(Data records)
══════════

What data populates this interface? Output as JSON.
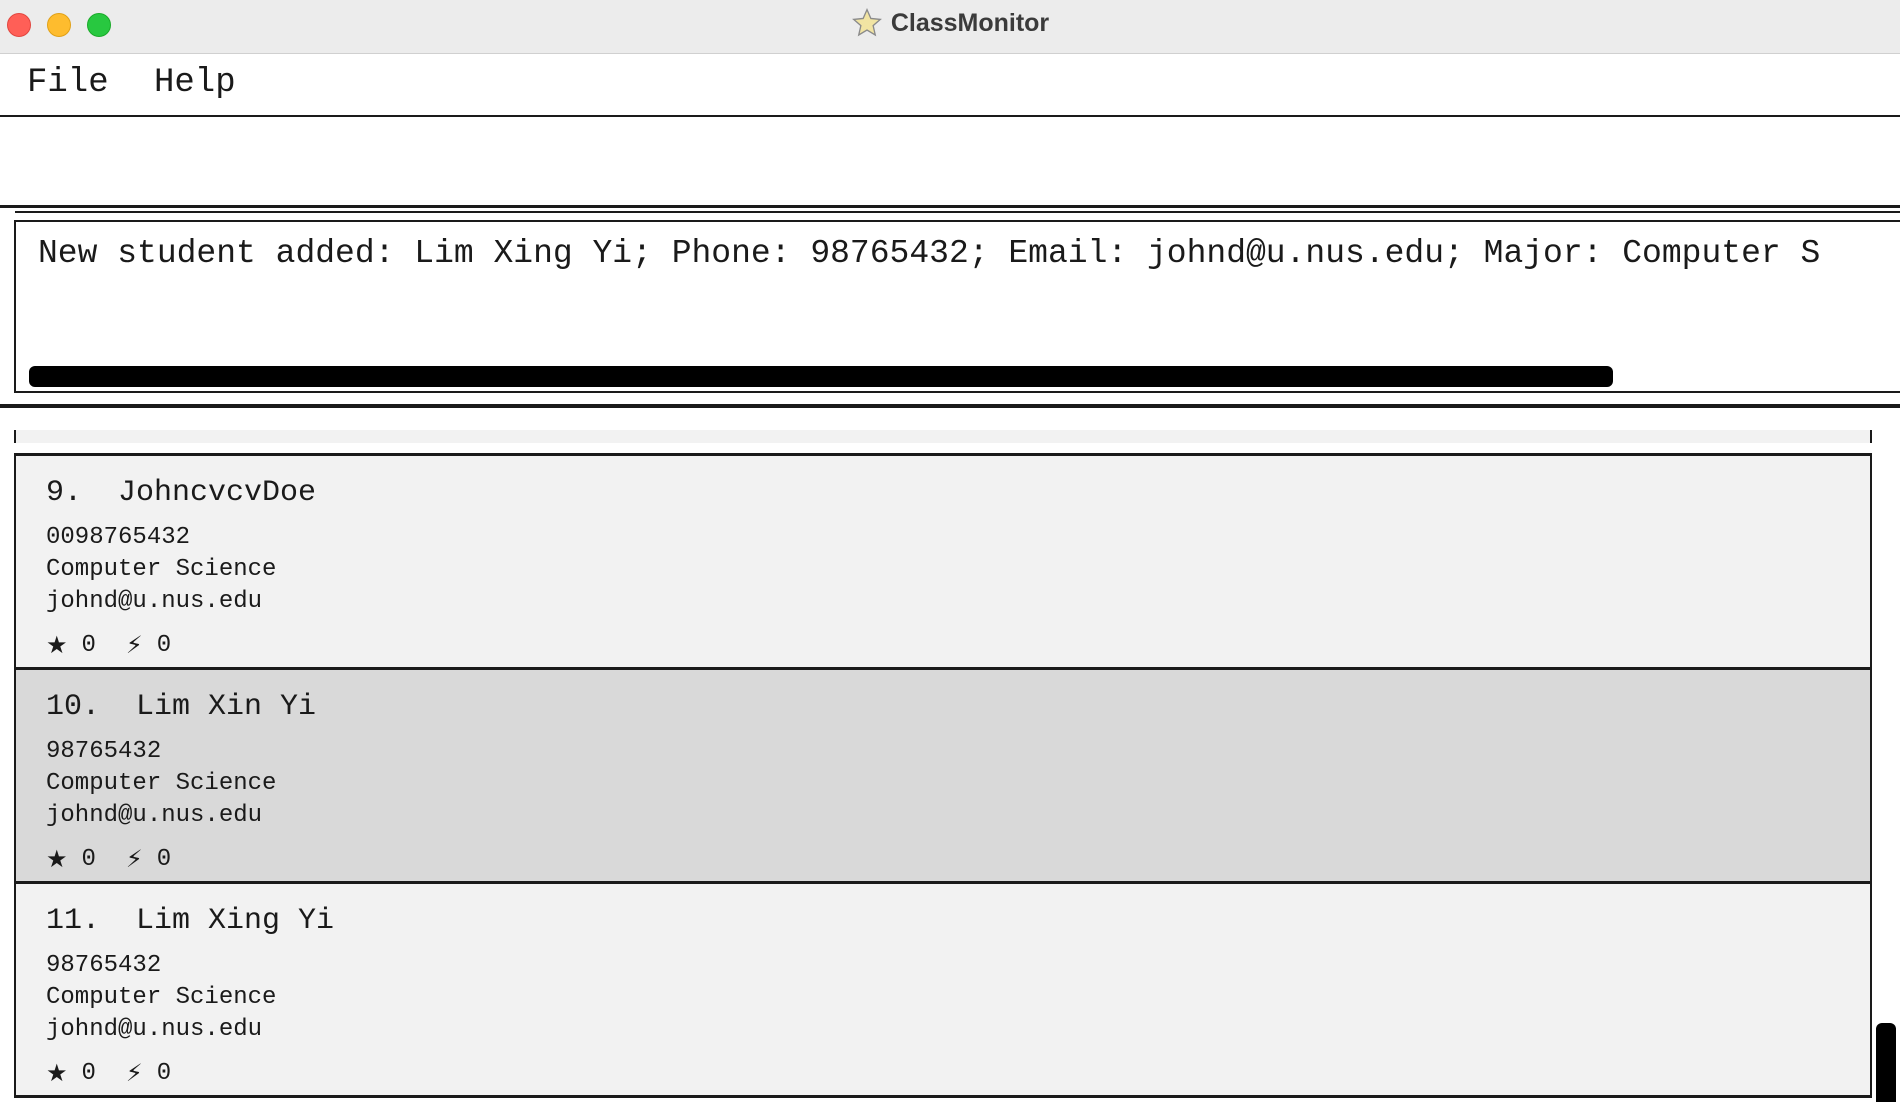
{
  "window": {
    "title": "ClassMonitor",
    "icon": "star-icon"
  },
  "menubar": {
    "items": [
      {
        "label": "File"
      },
      {
        "label": "Help"
      }
    ]
  },
  "command": {
    "value": "",
    "placeholder": ""
  },
  "result": {
    "text": "New student added: Lim Xing Yi; Phone: 98765432; Email: johnd@u.nus.edu; Major: Computer S"
  },
  "students": [
    {
      "name": "9.  JohncvcvDoe",
      "phone": "0098765432",
      "major": "Computer Science",
      "email": "johnd@u.nus.edu",
      "stars": "0",
      "energy": "0",
      "selected": false
    },
    {
      "name": "10.  Lim Xin Yi",
      "phone": "98765432",
      "major": "Computer Science",
      "email": "johnd@u.nus.edu",
      "stars": "0",
      "energy": "0",
      "selected": true
    },
    {
      "name": "11.  Lim Xing Yi",
      "phone": "98765432",
      "major": "Computer Science",
      "email": "johnd@u.nus.edu",
      "stars": "0",
      "energy": "0",
      "selected": false
    }
  ],
  "icons": {
    "star_glyph": "★",
    "energy_glyph": "⚡"
  },
  "colors": {
    "card_bg": "#f2f2f2",
    "card_selected_bg": "#d9d9d9",
    "close": "#ff5f57",
    "minimize": "#febc2e",
    "maximize": "#28c840"
  }
}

══════════

*The task*
Read the entries above, then pull out the lines that include "name".

*Written answer*
      "name": "9.  JohncvcvDoe",
      "name": "10.  Lim Xin Yi",
      "name": "11.  Lim Xing Yi",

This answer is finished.